» TASK INSTRUCTIONS:
Whatever appears in the entries must be given again exactly.

» DATASET RECORDS:
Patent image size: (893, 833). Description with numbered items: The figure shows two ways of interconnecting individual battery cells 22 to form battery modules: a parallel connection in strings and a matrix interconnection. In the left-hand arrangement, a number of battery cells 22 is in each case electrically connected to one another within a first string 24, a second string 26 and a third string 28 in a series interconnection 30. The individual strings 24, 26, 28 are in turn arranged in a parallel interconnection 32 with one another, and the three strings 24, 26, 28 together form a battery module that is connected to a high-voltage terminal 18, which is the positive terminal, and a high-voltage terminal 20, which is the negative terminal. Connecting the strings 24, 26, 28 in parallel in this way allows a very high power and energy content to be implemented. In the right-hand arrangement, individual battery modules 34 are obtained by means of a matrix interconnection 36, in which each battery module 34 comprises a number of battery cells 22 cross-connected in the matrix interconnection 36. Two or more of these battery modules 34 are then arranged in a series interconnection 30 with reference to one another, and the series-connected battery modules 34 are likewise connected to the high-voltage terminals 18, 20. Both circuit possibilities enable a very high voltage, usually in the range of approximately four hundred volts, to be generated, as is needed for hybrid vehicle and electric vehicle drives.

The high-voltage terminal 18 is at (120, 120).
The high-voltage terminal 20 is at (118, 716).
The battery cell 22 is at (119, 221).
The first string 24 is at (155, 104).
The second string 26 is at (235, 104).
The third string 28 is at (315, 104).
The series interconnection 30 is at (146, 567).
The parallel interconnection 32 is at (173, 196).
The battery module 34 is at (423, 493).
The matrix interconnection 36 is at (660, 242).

» YOUR SOLUTION:
Patent image size: (893, 833). Description with numbered items: The figure shows two ways of interconnecting individual battery cells 22 to form battery modules: a parallel connection in strings and a matrix interconnection. In the left-hand arrangement, a number of battery cells 22 is in each case electrically connected to one another within a first string 24, a second string 26 and a third string 28 in a series interconnection 30. The individual strings 24, 26, 28 are in turn arranged in a parallel interconnection 32 with one another, and the three strings 24, 26, 28 together form a battery module that is connected to a high-voltage terminal 18, which is the positive terminal, and a high-voltage terminal 20, which is the negative terminal. Connecting the strings 24, 26, 28 in parallel in this way allows a very high power and energy content to be implemented. In the right-hand arrangement, individual battery modules 34 are obtained by means of a matrix interconnection 36, in which each battery module 34 comprises a number of battery cells 22 cross-connected in the matrix interconnection 36. Two or more of these battery modules 34 are then arranged in a series interconnection 30 with reference to one another, and the series-connected battery modules 34 are likewise connected to the high-voltage terminals 18, 20. Both circuit possibilities enable a very high voltage, usually in the range of approximately four hundred volts, to be generated, as is needed for hybrid vehicle and electric vehicle drives.

The high-voltage terminal 18 is at (120, 120).
The high-voltage terminal 20 is at (118, 716).
The battery cell 22 is at (119, 221).
The first string 24 is at (155, 104).
The second string 26 is at (235, 104).
The third string 28 is at (315, 104).
The series interconnection 30 is at (146, 567).
The parallel interconnection 32 is at (173, 196).
The battery module 34 is at (423, 493).
The matrix interconnection 36 is at (660, 242).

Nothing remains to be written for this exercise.